(Collected data entries)

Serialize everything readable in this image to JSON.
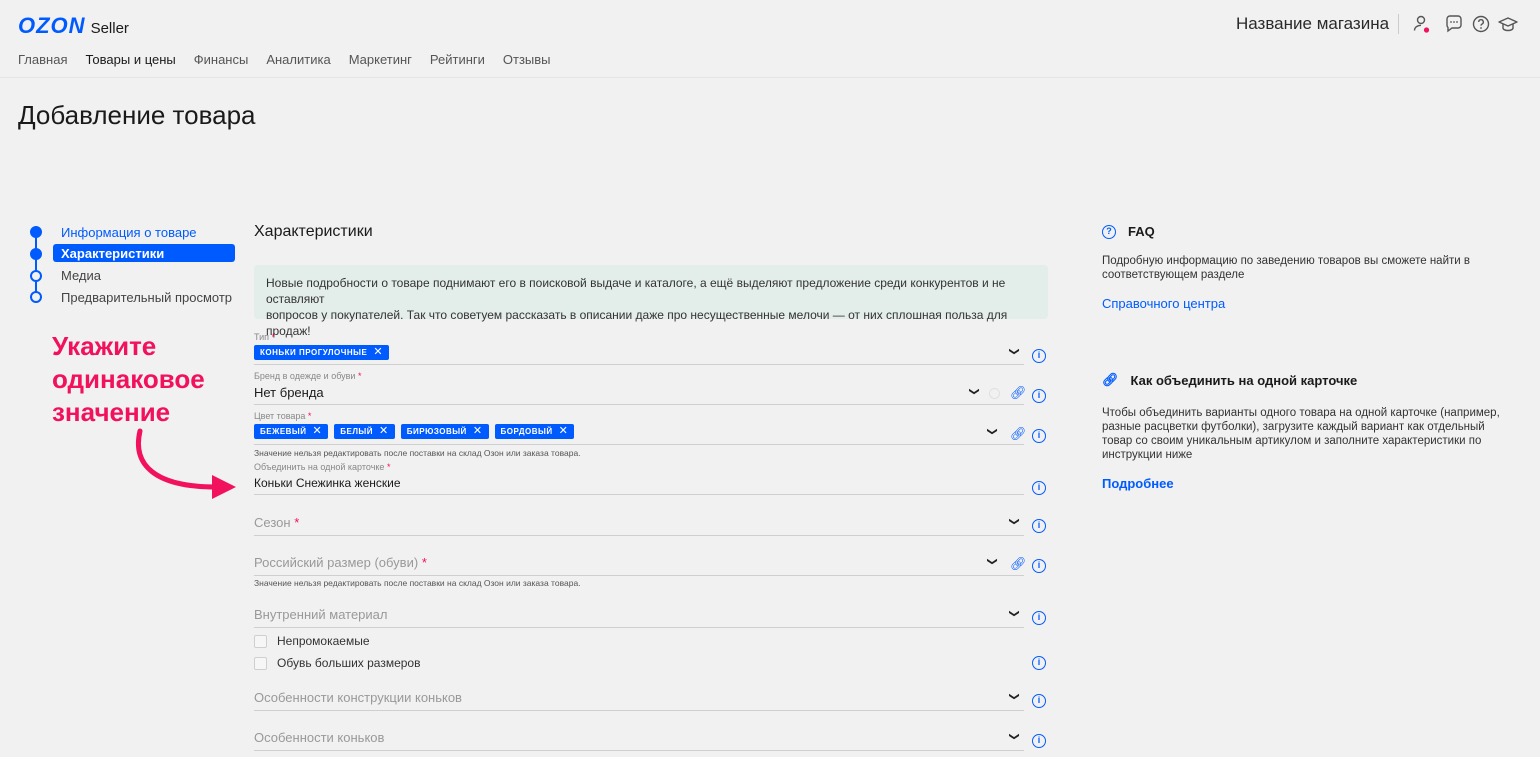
{
  "header": {
    "logo_main": "OZON",
    "logo_sub": "Seller",
    "store_name": "Название магазина",
    "nav": [
      "Главная",
      "Товары и цены",
      "Финансы",
      "Аналитика",
      "Маркетинг",
      "Рейтинги",
      "Отзывы"
    ],
    "active_nav": "Товары и цены",
    "icons": [
      "user-icon",
      "chat-icon",
      "help-icon",
      "education-icon"
    ]
  },
  "page_title": "Добавление товара",
  "steps": [
    "Информация о товаре",
    "Характеристики",
    "Медиа",
    "Предварительный просмотр"
  ],
  "callout": {
    "line1": "Укажите",
    "line2": "одинаковое",
    "line3": "значение"
  },
  "section_title": "Характеристики",
  "info_text_line1": "Новые подробности о товаре поднимают его в поисковой выдаче и каталоге, а ещё выделяют предложение среди конкурентов и не оставляют",
  "info_text_line2": "вопросов у покупателей. Так что советуем рассказать в описании даже про несущественные мелочи — от них сплошная польза для продаж!",
  "fields": {
    "type": {
      "label": "Тип",
      "tags": [
        "КОНЬКИ ПРОГУЛОЧНЫЕ"
      ]
    },
    "brand": {
      "label": "Бренд в одежде и обуви",
      "value": "Нет бренда"
    },
    "color": {
      "label": "Цвет товара",
      "tags": [
        "БЕЖЕВЫЙ",
        "БЕЛЫЙ",
        "БИРЮЗОВЫЙ",
        "БОРДОВЫЙ"
      ]
    },
    "note": "Значение нельзя редактировать после поставки на склад Озон или заказа товара.",
    "combine": {
      "label": "Объединить на одной карточке",
      "value": "Коньки Снежинка женские"
    },
    "season": {
      "placeholder": "Сезон"
    },
    "size": {
      "placeholder": "Российский размер (обуви)"
    },
    "inner_material": {
      "placeholder": "Внутренний материал"
    },
    "waterproof": "Непромокаемые",
    "big_sizes": "Обувь больших размеров",
    "construction": {
      "placeholder": "Особенности конструкции коньков"
    },
    "features": {
      "placeholder": "Особенности коньков"
    }
  },
  "required_mark": "*",
  "tag_remove": "✕",
  "sidebar": {
    "faq_title": "FAQ",
    "faq_text": "Подробную информацию по заведению товаров вы сможете найти в соответствующем разделе",
    "faq_link": "Справочного центра",
    "combine_title": "Как объединить на одной карточке",
    "combine_text": "Чтобы объединить варианты одного товара на одной карточке (например, разные расцветки футболки), загрузите каждый вариант как отдельный товар со своим уникальным артикулом и заполните характеристики по инструкции ниже",
    "more_link": "Подробнее"
  },
  "colors": {
    "accent": "#005bff",
    "callout": "#f1115c",
    "info_bg": "#e3edea"
  }
}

PROBLEM DESCRIPTION
Your task is to repeat the material above exactly, without its pictures.

EXERCISE RESULT
Serialize everything readable in this image to JSON.
{
  "header": {
    "logo_main": "OZON",
    "logo_sub": "Seller",
    "store_name": "Название магазина",
    "nav": [
      "Главная",
      "Товары и цены",
      "Финансы",
      "Аналитика",
      "Маркетинг",
      "Рейтинги",
      "Отзывы"
    ],
    "active_nav": "Товары и цены",
    "icons": [
      "user-icon",
      "chat-icon",
      "help-icon",
      "education-icon"
    ]
  },
  "page_title": "Добавление товара",
  "steps": [
    "Информация о товаре",
    "Характеристики",
    "Медиа",
    "Предварительный просмотр"
  ],
  "callout": {
    "line1": "Укажите",
    "line2": "одинаковое",
    "line3": "значение"
  },
  "section_title": "Характеристики",
  "info_text_line1": "Новые подробности о товаре поднимают его в поисковой выдаче и каталоге, а ещё выделяют предложение среди конкурентов и не оставляют",
  "info_text_line2": "вопросов у покупателей. Так что советуем рассказать в описании даже про несущественные мелочи — от них сплошная польза для продаж!",
  "fields": {
    "type": {
      "label": "Тип",
      "tags": [
        "КОНЬКИ ПРОГУЛОЧНЫЕ"
      ]
    },
    "brand": {
      "label": "Бренд в одежде и обуви",
      "value": "Нет бренда"
    },
    "color": {
      "label": "Цвет товара",
      "tags": [
        "БЕЖЕВЫЙ",
        "БЕЛЫЙ",
        "БИРЮЗОВЫЙ",
        "БОРДОВЫЙ"
      ]
    },
    "note": "Значение нельзя редактировать после поставки на склад Озон или заказа товара.",
    "combine": {
      "label": "Объединить на одной карточке",
      "value": "Коньки Снежинка женские"
    },
    "season": {
      "placeholder": "Сезон"
    },
    "size": {
      "placeholder": "Российский размер (обуви)"
    },
    "inner_material": {
      "placeholder": "Внутренний материал"
    },
    "waterproof": "Непромокаемые",
    "big_sizes": "Обувь больших размеров",
    "construction": {
      "placeholder": "Особенности конструкции коньков"
    },
    "features": {
      "placeholder": "Особенности коньков"
    }
  },
  "required_mark": "*",
  "tag_remove": "✕",
  "sidebar": {
    "faq_title": "FAQ",
    "faq_text": "Подробную информацию по заведению товаров вы сможете найти в соответствующем разделе",
    "faq_link": "Справочного центра",
    "combine_title": "Как объединить на одной карточке",
    "combine_text": "Чтобы объединить варианты одного товара на одной карточке (например, разные расцветки футболки), загрузите каждый вариант как отдельный товар со своим уникальным артикулом и заполните характеристики по инструкции ниже",
    "more_link": "Подробнее"
  },
  "colors": {
    "accent": "#005bff",
    "callout": "#f1115c",
    "info_bg": "#e3edea"
  }
}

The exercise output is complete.